--- start of Material to process ---

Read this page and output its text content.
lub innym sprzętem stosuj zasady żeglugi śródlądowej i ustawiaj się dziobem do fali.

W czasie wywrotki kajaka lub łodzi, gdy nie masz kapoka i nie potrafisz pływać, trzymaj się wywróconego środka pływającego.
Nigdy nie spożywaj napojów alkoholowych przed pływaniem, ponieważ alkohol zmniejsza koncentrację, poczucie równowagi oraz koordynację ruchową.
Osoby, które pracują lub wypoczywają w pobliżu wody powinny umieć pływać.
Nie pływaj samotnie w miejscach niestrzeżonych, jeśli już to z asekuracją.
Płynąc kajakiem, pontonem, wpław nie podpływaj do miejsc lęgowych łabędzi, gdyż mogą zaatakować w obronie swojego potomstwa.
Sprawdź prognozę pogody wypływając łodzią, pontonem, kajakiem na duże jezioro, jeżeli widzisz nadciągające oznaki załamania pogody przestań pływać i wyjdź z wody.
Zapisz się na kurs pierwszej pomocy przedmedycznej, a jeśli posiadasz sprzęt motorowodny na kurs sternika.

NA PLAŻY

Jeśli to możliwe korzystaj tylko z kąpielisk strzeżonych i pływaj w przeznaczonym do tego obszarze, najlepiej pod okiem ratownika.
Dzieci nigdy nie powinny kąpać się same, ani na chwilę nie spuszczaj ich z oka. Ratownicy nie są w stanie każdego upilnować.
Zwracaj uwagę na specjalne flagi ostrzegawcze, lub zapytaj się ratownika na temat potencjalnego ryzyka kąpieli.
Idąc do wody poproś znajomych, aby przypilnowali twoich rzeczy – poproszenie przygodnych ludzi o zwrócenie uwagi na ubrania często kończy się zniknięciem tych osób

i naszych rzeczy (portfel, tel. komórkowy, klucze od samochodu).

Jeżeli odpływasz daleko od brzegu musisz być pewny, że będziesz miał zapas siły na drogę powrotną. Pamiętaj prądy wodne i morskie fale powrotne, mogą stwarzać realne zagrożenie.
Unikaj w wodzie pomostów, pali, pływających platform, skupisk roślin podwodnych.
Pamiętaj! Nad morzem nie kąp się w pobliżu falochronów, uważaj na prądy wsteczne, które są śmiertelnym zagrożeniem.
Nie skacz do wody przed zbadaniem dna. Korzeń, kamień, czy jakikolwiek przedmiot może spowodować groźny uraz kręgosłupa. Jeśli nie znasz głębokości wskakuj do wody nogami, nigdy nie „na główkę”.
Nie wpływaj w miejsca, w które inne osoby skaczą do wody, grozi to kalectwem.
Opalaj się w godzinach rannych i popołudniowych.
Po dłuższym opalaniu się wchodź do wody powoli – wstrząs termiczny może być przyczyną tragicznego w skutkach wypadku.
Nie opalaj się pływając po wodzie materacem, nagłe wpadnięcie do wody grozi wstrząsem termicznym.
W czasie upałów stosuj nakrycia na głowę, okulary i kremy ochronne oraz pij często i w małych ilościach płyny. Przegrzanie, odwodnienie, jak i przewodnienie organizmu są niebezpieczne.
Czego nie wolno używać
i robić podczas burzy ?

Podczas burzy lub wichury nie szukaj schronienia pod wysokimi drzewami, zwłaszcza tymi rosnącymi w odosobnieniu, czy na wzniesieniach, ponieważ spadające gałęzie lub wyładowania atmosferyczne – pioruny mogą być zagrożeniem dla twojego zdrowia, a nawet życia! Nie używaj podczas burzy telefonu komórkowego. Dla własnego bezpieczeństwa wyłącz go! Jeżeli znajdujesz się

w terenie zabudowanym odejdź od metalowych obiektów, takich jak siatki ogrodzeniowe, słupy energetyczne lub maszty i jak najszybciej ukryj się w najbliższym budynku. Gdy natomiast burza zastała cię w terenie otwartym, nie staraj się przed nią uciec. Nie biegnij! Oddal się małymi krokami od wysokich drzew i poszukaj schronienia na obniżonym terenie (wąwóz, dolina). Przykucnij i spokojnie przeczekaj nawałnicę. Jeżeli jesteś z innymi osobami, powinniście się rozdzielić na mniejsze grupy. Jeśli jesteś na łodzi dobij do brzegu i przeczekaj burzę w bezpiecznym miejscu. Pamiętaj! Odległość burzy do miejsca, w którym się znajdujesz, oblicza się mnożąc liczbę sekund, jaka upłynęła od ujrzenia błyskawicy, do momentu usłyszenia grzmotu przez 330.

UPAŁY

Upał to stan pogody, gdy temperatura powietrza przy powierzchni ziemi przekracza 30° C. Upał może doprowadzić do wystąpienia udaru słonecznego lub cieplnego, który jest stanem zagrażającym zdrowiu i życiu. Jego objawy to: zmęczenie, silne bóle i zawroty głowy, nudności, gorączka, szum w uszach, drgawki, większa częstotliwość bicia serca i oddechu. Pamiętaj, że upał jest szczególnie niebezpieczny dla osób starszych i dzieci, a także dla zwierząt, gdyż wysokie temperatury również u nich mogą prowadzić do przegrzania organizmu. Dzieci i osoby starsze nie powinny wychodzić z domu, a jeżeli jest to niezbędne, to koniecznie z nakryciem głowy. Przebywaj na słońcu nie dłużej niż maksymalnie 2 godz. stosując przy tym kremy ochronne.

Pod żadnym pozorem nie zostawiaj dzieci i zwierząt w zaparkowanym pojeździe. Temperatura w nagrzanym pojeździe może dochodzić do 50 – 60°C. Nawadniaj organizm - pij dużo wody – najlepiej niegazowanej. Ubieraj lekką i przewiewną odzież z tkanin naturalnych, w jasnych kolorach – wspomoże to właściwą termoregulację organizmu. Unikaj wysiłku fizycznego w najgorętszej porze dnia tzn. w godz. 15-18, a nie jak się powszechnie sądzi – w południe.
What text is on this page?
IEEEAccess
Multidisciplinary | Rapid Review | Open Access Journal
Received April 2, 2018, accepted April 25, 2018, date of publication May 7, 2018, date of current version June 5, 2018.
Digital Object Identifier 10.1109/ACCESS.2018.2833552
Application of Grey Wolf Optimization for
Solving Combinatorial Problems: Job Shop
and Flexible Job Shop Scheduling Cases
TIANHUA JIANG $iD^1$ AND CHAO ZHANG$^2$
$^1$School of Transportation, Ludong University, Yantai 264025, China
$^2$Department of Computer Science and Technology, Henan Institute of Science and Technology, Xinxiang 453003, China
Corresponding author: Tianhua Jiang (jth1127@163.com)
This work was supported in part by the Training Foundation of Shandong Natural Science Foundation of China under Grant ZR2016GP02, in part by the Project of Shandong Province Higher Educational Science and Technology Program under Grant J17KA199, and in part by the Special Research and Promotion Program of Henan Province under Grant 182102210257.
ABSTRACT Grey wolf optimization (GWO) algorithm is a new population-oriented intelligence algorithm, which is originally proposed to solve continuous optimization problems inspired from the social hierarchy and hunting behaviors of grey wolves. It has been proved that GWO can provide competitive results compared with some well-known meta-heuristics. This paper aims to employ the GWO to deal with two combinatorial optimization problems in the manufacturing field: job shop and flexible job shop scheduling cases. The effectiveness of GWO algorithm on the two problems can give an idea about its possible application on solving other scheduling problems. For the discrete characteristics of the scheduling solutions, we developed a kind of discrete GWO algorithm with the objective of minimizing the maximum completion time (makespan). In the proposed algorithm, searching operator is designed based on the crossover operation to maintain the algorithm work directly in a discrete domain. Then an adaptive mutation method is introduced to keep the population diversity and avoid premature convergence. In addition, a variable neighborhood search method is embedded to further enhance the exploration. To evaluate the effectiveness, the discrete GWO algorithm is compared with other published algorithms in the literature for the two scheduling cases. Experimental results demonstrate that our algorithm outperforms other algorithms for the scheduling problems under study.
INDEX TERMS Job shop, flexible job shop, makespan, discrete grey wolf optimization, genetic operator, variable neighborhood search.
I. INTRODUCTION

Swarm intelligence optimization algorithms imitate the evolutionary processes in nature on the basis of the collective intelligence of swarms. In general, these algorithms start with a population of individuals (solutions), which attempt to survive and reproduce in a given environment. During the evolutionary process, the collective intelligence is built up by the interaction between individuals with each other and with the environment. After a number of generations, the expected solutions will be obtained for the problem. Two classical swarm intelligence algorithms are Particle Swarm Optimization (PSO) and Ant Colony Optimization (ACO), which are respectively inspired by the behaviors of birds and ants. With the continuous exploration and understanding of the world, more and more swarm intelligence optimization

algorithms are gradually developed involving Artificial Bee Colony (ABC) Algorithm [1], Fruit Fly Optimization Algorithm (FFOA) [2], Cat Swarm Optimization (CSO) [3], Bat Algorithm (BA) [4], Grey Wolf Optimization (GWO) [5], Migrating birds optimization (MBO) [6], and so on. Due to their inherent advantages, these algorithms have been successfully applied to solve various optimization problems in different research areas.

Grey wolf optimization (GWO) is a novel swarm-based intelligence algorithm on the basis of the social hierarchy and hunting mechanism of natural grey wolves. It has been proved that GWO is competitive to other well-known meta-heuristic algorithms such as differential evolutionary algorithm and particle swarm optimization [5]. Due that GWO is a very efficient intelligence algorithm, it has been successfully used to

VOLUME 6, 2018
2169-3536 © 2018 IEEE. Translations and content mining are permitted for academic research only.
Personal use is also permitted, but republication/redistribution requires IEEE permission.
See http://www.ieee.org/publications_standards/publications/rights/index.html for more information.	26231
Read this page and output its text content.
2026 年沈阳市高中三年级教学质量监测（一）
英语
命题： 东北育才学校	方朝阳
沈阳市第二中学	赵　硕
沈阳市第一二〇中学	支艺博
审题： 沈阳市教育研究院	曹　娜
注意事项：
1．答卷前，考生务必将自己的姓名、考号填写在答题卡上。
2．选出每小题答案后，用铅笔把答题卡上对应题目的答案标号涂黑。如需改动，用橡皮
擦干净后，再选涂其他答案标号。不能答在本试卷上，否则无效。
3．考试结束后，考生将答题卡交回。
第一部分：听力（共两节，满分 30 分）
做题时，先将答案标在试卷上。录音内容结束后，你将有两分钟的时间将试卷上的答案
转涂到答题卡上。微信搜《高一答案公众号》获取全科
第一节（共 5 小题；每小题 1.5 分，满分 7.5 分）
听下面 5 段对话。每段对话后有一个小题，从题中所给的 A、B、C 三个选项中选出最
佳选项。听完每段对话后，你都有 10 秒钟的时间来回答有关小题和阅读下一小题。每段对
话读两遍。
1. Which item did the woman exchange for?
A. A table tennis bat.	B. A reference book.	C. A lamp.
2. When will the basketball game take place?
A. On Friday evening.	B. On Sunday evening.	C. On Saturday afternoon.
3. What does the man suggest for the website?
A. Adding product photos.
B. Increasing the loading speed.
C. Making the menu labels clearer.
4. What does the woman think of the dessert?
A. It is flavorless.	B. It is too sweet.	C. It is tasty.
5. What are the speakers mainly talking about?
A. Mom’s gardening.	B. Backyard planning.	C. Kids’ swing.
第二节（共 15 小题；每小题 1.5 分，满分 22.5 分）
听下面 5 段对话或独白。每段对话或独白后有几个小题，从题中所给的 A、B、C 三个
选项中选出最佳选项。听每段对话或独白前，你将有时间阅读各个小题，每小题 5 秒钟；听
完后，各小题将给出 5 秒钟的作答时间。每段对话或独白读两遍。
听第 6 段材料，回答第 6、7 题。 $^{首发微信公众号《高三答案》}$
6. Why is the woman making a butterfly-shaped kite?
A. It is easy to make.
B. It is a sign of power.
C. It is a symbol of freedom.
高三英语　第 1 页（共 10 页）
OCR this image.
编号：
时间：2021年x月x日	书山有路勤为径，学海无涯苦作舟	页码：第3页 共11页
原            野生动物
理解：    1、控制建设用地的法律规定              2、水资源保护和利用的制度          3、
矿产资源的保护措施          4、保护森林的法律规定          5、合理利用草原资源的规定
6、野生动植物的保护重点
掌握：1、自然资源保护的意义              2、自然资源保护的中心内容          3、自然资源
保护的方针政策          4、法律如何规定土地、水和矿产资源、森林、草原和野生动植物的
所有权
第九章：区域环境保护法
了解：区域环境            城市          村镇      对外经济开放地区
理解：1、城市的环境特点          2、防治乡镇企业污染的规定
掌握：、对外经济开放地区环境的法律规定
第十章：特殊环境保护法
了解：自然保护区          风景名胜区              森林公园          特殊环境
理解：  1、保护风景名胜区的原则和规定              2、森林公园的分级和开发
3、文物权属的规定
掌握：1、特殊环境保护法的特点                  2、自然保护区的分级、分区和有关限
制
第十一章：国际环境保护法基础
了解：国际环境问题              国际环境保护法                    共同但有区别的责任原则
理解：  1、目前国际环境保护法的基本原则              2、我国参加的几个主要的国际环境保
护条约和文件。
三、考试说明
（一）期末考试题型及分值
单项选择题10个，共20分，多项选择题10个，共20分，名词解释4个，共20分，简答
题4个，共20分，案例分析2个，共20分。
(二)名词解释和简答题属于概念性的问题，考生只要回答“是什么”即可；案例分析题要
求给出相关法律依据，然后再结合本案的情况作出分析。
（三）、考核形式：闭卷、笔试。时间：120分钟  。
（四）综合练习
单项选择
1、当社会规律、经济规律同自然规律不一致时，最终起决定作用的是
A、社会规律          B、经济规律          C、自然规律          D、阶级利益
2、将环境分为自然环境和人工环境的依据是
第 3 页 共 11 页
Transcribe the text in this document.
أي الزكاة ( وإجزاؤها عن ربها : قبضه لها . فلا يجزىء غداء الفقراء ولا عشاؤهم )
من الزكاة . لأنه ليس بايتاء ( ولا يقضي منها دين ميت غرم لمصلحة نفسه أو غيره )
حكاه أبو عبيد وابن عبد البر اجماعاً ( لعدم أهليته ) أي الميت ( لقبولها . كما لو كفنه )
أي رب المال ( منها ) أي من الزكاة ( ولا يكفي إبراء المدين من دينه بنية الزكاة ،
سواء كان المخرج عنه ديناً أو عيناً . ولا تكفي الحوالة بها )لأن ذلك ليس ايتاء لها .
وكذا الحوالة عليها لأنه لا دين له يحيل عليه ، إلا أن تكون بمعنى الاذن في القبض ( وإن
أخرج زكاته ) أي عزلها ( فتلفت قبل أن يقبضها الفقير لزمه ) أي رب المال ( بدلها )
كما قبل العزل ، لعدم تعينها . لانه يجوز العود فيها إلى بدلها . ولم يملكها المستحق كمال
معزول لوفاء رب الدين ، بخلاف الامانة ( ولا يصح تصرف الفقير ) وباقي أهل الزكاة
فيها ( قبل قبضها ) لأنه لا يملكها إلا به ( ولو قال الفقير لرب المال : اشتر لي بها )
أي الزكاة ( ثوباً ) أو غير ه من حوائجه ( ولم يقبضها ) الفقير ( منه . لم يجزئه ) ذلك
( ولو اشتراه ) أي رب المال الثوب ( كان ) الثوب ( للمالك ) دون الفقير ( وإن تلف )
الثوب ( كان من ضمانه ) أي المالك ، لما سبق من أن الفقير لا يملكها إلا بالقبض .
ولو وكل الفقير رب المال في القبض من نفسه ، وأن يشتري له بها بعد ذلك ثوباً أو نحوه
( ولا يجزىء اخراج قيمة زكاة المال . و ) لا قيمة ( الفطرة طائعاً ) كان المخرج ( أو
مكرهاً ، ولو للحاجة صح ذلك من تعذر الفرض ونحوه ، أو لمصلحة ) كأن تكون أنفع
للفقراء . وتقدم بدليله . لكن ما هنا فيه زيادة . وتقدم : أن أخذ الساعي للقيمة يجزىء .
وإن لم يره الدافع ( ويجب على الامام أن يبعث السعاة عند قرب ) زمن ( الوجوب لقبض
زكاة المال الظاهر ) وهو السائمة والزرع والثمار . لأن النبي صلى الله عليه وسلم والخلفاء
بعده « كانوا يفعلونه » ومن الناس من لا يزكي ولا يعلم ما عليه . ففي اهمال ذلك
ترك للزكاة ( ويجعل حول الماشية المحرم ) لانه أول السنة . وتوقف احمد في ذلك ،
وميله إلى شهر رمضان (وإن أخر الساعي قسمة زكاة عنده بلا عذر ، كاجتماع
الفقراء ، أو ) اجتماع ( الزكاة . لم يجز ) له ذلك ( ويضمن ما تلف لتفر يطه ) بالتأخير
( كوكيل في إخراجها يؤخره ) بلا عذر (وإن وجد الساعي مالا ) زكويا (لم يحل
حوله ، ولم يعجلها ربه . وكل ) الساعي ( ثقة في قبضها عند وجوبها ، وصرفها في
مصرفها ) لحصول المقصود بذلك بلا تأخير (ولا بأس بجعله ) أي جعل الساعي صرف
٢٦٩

--- end of Material to process ---

• Task to complete
Reply with nothing but the number of lines that contain the word "wody".

• Exercise answer
8